What to work on -
Skip the images and return the records below exactly.

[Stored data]
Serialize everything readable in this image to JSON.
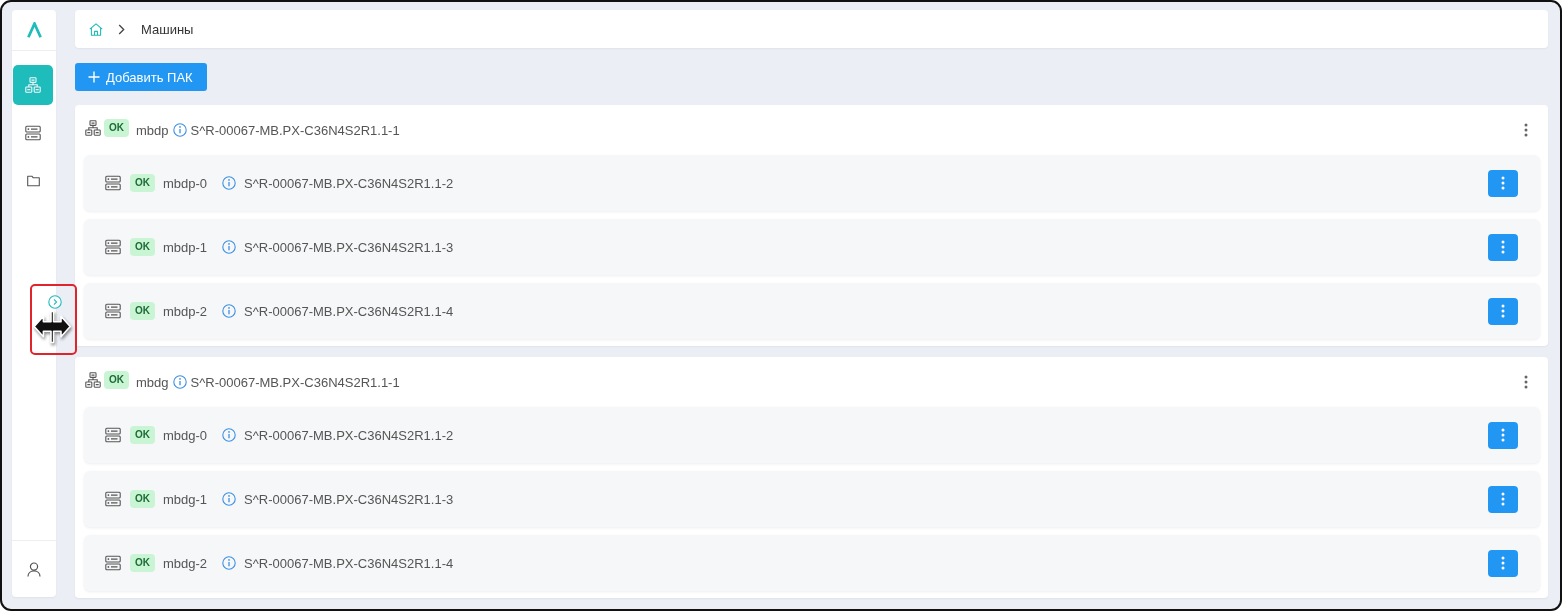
{
  "sidebar": {
    "items": [
      {
        "kind": "cluster",
        "selected": true
      },
      {
        "kind": "server",
        "selected": false
      },
      {
        "kind": "folder",
        "selected": false
      }
    ]
  },
  "breadcrumb": {
    "items": [
      {
        "label": "Машины"
      }
    ]
  },
  "add_button": {
    "label": "Добавить ПАК"
  },
  "groups": [
    {
      "name": "mbdp",
      "status": "OK",
      "serial": "S^R-00067-MB.PX-C36N4S2R1.1-1",
      "machines": [
        {
          "name": "mbdp-0",
          "status": "OK",
          "serial": "S^R-00067-MB.PX-C36N4S2R1.1-2"
        },
        {
          "name": "mbdp-1",
          "status": "OK",
          "serial": "S^R-00067-MB.PX-C36N4S2R1.1-3"
        },
        {
          "name": "mbdp-2",
          "status": "OK",
          "serial": "S^R-00067-MB.PX-C36N4S2R1.1-4"
        }
      ]
    },
    {
      "name": "mbdg",
      "status": "OK",
      "serial": "S^R-00067-MB.PX-C36N4S2R1.1-1",
      "machines": [
        {
          "name": "mbdg-0",
          "status": "OK",
          "serial": "S^R-00067-MB.PX-C36N4S2R1.1-2"
        },
        {
          "name": "mbdg-1",
          "status": "OK",
          "serial": "S^R-00067-MB.PX-C36N4S2R1.1-3"
        },
        {
          "name": "mbdg-2",
          "status": "OK",
          "serial": "S^R-00067-MB.PX-C36N4S2R1.1-4"
        }
      ]
    }
  ]
}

Final result -
Serialize everything readable in this image to JSON.
{
  "sidebar": {
    "items": [
      {
        "kind": "cluster",
        "selected": true
      },
      {
        "kind": "server",
        "selected": false
      },
      {
        "kind": "folder",
        "selected": false
      }
    ]
  },
  "breadcrumb": {
    "items": [
      {
        "label": "Машины"
      }
    ]
  },
  "add_button": {
    "label": "Добавить ПАК"
  },
  "groups": [
    {
      "name": "mbdp",
      "status": "OK",
      "serial": "S^R-00067-MB.PX-C36N4S2R1.1-1",
      "machines": [
        {
          "name": "mbdp-0",
          "status": "OK",
          "serial": "S^R-00067-MB.PX-C36N4S2R1.1-2"
        },
        {
          "name": "mbdp-1",
          "status": "OK",
          "serial": "S^R-00067-MB.PX-C36N4S2R1.1-3"
        },
        {
          "name": "mbdp-2",
          "status": "OK",
          "serial": "S^R-00067-MB.PX-C36N4S2R1.1-4"
        }
      ]
    },
    {
      "name": "mbdg",
      "status": "OK",
      "serial": "S^R-00067-MB.PX-C36N4S2R1.1-1",
      "machines": [
        {
          "name": "mbdg-0",
          "status": "OK",
          "serial": "S^R-00067-MB.PX-C36N4S2R1.1-2"
        },
        {
          "name": "mbdg-1",
          "status": "OK",
          "serial": "S^R-00067-MB.PX-C36N4S2R1.1-3"
        },
        {
          "name": "mbdg-2",
          "status": "OK",
          "serial": "S^R-00067-MB.PX-C36N4S2R1.1-4"
        }
      ]
    }
  ]
}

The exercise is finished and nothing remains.